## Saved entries
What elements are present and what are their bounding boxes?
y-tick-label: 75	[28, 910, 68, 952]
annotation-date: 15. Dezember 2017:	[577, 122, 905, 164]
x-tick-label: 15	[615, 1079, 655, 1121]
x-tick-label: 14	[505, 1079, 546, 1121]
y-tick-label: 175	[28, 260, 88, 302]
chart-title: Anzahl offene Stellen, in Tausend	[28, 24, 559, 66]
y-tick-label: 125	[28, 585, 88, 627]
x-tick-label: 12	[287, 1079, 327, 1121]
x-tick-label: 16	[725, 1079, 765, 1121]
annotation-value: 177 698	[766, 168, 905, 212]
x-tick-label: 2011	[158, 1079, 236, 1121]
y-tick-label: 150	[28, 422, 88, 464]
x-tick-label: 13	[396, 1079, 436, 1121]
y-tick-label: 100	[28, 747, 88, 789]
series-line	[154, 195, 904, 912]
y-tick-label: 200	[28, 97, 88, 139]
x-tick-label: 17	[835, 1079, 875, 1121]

## Problem to solve
Can you echo every line of the saved entries above word for word?

## Response to the task
What elements are present and what are their bounding boxes?
y-tick-label: 75	[28, 910, 68, 952]
annotation-date: 15. Dezember 2017:	[577, 122, 905, 164]
x-tick-label: 15	[615, 1079, 655, 1121]
x-tick-label: 14	[505, 1079, 546, 1121]
y-tick-label: 175	[28, 260, 88, 302]
chart-title: Anzahl offene Stellen, in Tausend	[28, 24, 559, 66]
y-tick-label: 125	[28, 585, 88, 627]
x-tick-label: 12	[287, 1079, 327, 1121]
x-tick-label: 16	[725, 1079, 765, 1121]
annotation-value: 177 698	[766, 168, 905, 212]
x-tick-label: 2011	[158, 1079, 236, 1121]
y-tick-label: 150	[28, 422, 88, 464]
x-tick-label: 13	[396, 1079, 436, 1121]
y-tick-label: 100	[28, 747, 88, 789]
series-line	[154, 195, 904, 912]
y-tick-label: 200	[28, 97, 88, 139]
x-tick-label: 17	[835, 1079, 875, 1121]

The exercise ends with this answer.